-- Supplied material --

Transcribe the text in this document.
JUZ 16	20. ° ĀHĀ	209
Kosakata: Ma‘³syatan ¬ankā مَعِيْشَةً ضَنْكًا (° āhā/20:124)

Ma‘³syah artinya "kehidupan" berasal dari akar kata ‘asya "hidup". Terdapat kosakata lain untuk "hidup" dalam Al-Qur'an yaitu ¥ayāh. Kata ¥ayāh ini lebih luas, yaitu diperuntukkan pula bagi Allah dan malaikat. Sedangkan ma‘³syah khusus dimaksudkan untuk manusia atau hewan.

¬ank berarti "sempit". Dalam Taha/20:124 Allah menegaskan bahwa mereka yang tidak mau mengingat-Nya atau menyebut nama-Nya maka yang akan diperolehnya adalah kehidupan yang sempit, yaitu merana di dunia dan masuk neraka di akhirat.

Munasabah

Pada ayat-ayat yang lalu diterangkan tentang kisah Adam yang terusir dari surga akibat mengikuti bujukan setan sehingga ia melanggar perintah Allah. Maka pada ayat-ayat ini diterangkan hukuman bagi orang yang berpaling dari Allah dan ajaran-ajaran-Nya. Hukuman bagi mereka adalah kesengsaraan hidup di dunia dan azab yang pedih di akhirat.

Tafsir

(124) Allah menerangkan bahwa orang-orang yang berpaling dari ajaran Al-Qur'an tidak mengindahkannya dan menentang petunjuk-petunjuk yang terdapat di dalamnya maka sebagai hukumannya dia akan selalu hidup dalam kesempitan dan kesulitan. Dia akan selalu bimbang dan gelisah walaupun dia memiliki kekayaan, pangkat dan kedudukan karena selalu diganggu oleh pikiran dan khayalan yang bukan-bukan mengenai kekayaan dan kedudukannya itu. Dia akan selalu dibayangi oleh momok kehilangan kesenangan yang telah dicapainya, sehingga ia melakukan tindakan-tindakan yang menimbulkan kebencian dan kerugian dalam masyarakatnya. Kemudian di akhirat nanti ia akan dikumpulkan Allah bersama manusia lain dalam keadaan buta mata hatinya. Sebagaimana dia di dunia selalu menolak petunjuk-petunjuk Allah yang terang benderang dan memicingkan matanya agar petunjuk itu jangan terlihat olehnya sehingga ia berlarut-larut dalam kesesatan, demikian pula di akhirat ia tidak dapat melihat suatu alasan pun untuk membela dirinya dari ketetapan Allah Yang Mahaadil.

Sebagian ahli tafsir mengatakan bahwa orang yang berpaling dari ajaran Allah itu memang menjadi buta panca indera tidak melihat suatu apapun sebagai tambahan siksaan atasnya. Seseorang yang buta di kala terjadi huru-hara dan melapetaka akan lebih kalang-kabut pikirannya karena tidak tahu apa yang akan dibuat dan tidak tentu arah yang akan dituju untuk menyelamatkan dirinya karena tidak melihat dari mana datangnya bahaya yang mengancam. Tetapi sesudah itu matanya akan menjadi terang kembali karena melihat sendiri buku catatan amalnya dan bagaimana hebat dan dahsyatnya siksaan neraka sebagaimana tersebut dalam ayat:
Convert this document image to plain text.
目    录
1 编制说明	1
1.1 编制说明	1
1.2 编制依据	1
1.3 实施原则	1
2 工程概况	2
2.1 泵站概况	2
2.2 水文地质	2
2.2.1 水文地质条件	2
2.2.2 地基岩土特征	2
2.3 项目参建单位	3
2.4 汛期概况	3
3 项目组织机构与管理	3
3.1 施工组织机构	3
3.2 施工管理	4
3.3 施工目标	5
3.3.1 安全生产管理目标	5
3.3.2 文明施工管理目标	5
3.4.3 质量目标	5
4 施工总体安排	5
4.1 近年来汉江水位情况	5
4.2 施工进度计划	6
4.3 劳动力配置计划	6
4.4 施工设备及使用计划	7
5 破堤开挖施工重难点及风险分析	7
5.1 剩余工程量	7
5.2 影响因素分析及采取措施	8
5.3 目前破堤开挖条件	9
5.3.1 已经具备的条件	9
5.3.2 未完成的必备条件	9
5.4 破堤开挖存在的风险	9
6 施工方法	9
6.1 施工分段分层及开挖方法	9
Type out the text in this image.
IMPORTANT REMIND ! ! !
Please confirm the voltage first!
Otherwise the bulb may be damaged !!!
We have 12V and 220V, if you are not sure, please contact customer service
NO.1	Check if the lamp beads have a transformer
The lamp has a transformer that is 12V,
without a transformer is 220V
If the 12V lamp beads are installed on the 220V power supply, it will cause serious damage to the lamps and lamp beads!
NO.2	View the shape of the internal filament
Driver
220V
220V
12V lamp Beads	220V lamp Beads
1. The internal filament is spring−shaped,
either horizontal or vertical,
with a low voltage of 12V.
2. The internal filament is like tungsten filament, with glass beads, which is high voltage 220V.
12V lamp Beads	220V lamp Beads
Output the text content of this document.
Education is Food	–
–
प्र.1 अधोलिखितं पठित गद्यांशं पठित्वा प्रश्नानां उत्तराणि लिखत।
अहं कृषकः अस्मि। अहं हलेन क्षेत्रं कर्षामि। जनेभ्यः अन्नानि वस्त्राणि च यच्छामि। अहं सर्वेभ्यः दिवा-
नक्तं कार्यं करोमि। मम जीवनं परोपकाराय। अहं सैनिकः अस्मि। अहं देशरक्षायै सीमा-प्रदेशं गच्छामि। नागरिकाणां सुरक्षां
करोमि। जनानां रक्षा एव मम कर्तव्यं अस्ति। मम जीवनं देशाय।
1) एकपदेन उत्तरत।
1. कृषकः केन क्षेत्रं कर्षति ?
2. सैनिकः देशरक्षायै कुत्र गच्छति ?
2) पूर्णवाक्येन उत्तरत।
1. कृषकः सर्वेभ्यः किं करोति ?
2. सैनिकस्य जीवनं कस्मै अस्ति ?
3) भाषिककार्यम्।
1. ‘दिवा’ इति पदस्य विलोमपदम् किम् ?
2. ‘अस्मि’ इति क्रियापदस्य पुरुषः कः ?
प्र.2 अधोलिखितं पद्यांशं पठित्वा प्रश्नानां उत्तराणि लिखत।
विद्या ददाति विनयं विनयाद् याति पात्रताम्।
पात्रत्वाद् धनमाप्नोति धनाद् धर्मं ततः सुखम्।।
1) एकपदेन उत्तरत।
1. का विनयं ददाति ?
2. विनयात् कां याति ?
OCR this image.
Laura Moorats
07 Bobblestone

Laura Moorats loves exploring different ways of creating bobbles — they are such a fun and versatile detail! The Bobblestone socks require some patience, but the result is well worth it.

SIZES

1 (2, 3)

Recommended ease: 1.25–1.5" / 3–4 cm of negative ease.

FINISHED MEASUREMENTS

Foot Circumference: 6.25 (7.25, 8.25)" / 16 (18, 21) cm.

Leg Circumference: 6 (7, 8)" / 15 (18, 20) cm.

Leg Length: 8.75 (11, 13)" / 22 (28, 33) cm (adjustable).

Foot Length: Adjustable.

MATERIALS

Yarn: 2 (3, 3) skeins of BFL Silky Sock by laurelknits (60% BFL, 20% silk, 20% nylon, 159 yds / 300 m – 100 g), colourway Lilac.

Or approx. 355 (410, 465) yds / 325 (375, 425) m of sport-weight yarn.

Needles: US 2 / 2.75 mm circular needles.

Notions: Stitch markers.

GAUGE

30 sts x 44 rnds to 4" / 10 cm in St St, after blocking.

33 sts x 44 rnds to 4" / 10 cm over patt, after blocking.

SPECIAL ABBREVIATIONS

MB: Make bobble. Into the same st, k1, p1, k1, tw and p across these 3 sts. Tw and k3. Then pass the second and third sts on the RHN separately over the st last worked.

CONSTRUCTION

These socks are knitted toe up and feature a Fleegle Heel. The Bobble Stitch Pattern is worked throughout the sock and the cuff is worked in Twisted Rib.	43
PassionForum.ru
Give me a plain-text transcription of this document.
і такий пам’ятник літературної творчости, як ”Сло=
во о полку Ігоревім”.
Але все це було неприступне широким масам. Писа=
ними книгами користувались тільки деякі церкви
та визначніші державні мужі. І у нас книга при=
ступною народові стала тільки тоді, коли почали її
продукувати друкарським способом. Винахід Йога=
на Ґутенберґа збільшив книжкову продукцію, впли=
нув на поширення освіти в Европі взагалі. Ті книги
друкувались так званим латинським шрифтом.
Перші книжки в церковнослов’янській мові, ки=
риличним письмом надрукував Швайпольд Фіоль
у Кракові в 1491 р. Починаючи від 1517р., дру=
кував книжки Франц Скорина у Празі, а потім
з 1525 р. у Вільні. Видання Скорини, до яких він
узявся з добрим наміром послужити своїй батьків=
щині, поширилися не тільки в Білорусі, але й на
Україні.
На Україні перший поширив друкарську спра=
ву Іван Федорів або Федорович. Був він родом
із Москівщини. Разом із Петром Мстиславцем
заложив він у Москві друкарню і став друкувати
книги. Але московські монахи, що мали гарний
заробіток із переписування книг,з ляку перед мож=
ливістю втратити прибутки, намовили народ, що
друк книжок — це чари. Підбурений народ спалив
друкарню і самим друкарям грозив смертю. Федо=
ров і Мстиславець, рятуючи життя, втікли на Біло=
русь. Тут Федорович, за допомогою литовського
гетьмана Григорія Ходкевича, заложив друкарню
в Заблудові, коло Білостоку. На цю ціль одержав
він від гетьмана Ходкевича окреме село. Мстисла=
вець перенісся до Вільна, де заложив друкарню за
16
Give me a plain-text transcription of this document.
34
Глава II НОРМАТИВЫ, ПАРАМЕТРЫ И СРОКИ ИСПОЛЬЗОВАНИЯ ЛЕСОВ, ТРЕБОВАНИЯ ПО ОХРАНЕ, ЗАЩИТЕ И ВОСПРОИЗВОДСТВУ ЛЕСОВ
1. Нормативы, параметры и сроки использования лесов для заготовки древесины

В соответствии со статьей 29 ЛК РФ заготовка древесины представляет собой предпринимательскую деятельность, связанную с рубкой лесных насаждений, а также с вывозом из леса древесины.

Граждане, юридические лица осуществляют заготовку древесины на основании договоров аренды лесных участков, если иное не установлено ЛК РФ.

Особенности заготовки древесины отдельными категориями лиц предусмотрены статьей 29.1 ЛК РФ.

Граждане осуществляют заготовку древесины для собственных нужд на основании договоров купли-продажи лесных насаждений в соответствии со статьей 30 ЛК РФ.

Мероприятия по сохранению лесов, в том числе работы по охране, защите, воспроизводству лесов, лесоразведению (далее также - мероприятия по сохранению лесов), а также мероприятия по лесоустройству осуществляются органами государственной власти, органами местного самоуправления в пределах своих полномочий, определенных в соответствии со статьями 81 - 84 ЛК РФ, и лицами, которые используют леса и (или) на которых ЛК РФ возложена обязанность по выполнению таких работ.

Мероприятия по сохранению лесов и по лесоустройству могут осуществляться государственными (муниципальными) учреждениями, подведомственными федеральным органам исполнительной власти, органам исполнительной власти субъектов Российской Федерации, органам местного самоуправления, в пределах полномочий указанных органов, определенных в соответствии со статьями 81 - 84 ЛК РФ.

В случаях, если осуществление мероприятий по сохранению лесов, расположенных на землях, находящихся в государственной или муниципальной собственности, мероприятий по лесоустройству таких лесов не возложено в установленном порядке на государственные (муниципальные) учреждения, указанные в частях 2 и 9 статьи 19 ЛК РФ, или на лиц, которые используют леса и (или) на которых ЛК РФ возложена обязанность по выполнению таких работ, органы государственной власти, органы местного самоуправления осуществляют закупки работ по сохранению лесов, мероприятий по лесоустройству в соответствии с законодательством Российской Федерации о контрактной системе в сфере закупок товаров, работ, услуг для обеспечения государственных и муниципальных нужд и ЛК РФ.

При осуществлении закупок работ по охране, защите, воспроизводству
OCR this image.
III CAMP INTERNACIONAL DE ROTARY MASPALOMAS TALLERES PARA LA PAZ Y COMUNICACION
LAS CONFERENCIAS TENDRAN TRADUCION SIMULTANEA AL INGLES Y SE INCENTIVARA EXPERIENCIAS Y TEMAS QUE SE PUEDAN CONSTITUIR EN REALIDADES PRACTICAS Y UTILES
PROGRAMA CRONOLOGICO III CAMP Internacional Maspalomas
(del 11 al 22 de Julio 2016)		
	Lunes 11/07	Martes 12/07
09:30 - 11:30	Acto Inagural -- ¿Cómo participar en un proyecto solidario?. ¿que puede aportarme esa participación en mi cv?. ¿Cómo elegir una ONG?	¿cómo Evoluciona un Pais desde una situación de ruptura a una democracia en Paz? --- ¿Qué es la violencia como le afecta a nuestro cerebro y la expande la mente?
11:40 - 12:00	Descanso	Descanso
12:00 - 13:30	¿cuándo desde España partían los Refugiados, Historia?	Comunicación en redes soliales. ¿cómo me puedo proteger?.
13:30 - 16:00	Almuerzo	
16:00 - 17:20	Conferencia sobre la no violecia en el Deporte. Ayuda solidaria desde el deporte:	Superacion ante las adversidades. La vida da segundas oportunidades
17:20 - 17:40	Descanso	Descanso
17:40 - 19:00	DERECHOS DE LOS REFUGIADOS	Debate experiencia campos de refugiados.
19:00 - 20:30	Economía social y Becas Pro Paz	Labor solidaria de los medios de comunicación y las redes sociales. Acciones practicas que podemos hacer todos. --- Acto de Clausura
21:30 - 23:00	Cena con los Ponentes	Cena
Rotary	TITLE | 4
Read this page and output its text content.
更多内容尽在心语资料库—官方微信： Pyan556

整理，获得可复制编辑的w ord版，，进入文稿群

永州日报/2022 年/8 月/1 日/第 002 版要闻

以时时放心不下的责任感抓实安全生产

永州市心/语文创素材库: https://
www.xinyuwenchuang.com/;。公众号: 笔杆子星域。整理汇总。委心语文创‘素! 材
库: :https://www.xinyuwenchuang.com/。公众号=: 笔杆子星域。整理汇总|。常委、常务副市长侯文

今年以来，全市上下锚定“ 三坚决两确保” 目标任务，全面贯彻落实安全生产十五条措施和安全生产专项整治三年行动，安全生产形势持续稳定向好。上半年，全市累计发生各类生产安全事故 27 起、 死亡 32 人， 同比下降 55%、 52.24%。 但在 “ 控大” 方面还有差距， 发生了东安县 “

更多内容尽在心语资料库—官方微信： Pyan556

-- What is being asked --
Tally up the lines with the word "статьей" in them, and answer with that number by itself.

-- Written response --
3